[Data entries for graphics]
>> begin

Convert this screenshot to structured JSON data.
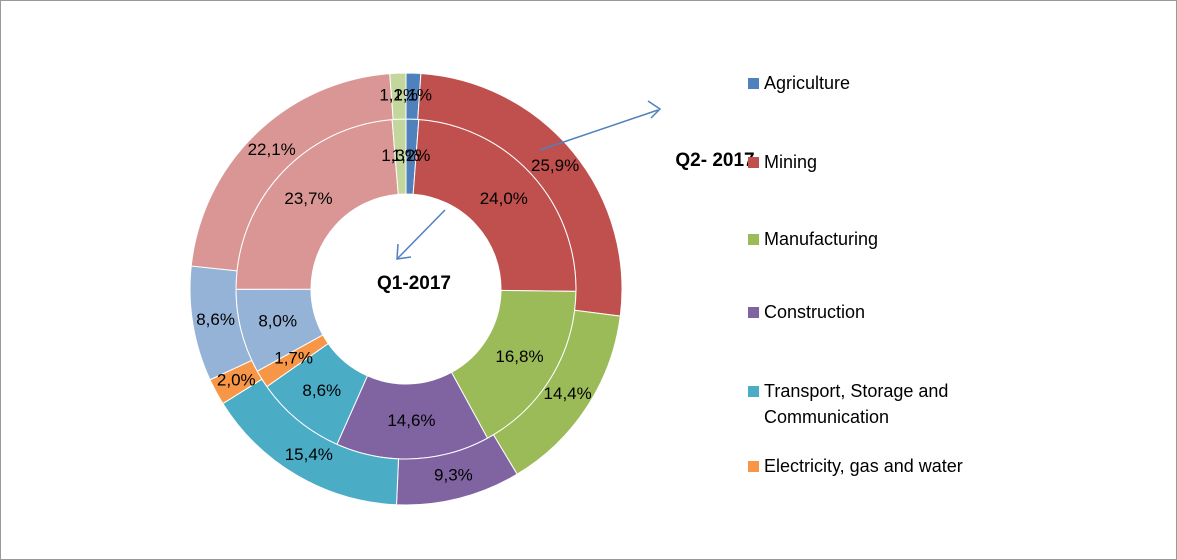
{
  "chart_data": {
    "type": "donut",
    "categories": [
      "Agriculture",
      "Mining",
      "Manufacturing",
      "Construction",
      "Transport, Storage and Communication",
      "Electricity, gas and water",
      null,
      null,
      null
    ],
    "colors": [
      "#4f81bd",
      "#c0504d",
      "#9bbb59",
      "#8064a2",
      "#4bacc6",
      "#f79646",
      "#95b3d7",
      "#d99694",
      "#c3d69b"
    ],
    "series": [
      {
        "name": "Q1-2017",
        "values": [
          1.2,
          24.0,
          16.8,
          14.6,
          8.6,
          1.7,
          8.0,
          23.7,
          1.3
        ],
        "value_labels": [
          "1,2%",
          "24,0%",
          "16,8%",
          "14,6%",
          "8,6%",
          "1,7%",
          "8,0%",
          "23,7%",
          "1,3%"
        ]
      },
      {
        "name": "Q2- 2017",
        "values": [
          1.1,
          25.9,
          14.4,
          9.3,
          15.4,
          2.0,
          8.6,
          22.1,
          1.2
        ],
        "value_labels": [
          "1,1%",
          "25,9%",
          "14,4%",
          "9,3%",
          "15,4%",
          "2,0%",
          "8,6%",
          "22,1%",
          "1,2%"
        ]
      }
    ]
  }
}
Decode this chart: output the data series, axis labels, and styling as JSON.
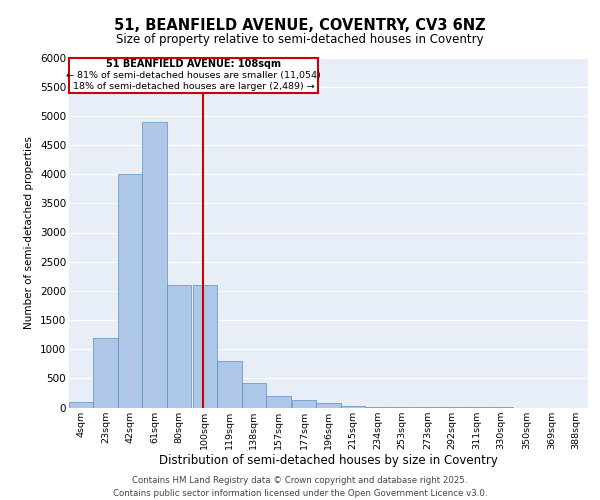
{
  "title_line1": "51, BEANFIELD AVENUE, COVENTRY, CV3 6NZ",
  "title_line2": "Size of property relative to semi-detached houses in Coventry",
  "xlabel": "Distribution of semi-detached houses by size in Coventry",
  "ylabel": "Number of semi-detached properties",
  "footer_line1": "Contains HM Land Registry data © Crown copyright and database right 2025.",
  "footer_line2": "Contains public sector information licensed under the Open Government Licence v3.0.",
  "property_size": 108,
  "property_label": "51 BEANFIELD AVENUE: 108sqm",
  "pct_smaller": 81,
  "count_smaller": 11054,
  "pct_larger": 18,
  "count_larger": 2489,
  "bin_labels": [
    "4sqm",
    "23sqm",
    "42sqm",
    "61sqm",
    "80sqm",
    "100sqm",
    "119sqm",
    "138sqm",
    "157sqm",
    "177sqm",
    "196sqm",
    "215sqm",
    "234sqm",
    "253sqm",
    "273sqm",
    "292sqm",
    "311sqm",
    "330sqm",
    "350sqm",
    "369sqm",
    "388sqm"
  ],
  "bin_edges": [
    4,
    23,
    42,
    61,
    80,
    100,
    119,
    138,
    157,
    177,
    196,
    215,
    234,
    253,
    273,
    292,
    311,
    330,
    350,
    369,
    388
  ],
  "bar_heights": [
    100,
    1200,
    4000,
    4900,
    2100,
    2100,
    800,
    420,
    200,
    130,
    80,
    30,
    15,
    5,
    3,
    2,
    1,
    1,
    0,
    0,
    0
  ],
  "bar_color": "#aec6e8",
  "bar_edge_color": "#5b90c0",
  "vline_color": "#cc0000",
  "vline_x": 108,
  "annotation_box_color": "#cc0000",
  "background_color": "#e8eef7",
  "ylim": [
    0,
    6000
  ],
  "yticks": [
    0,
    500,
    1000,
    1500,
    2000,
    2500,
    3000,
    3500,
    4000,
    4500,
    5000,
    5500,
    6000
  ]
}
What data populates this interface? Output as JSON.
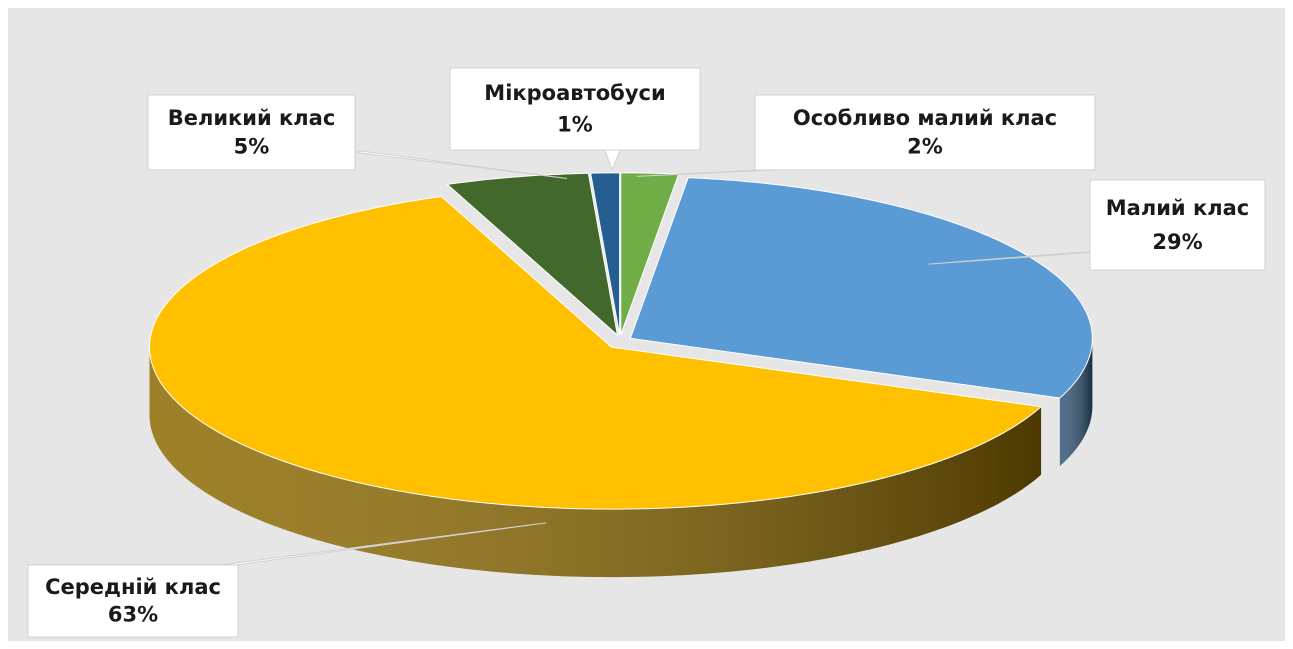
{
  "chart_data": {
    "type": "pie3d",
    "categories": [
      "Особливо малий клас",
      "Малий клас",
      "Середній клас",
      "Великий клас",
      "Мікроавтобуси"
    ],
    "values": [
      2,
      29,
      63,
      5,
      1
    ],
    "value_labels": [
      "2%",
      "29%",
      "63%",
      "5%",
      "1%"
    ],
    "colors": [
      "#70ad47",
      "#5b9bd5",
      "#ffc000",
      "#43682b",
      "#255e91"
    ]
  }
}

>> end

■ WORK TO DO
Only a number is wanted: how many lines contain "JSON"?

■ TASK SOLUTION
3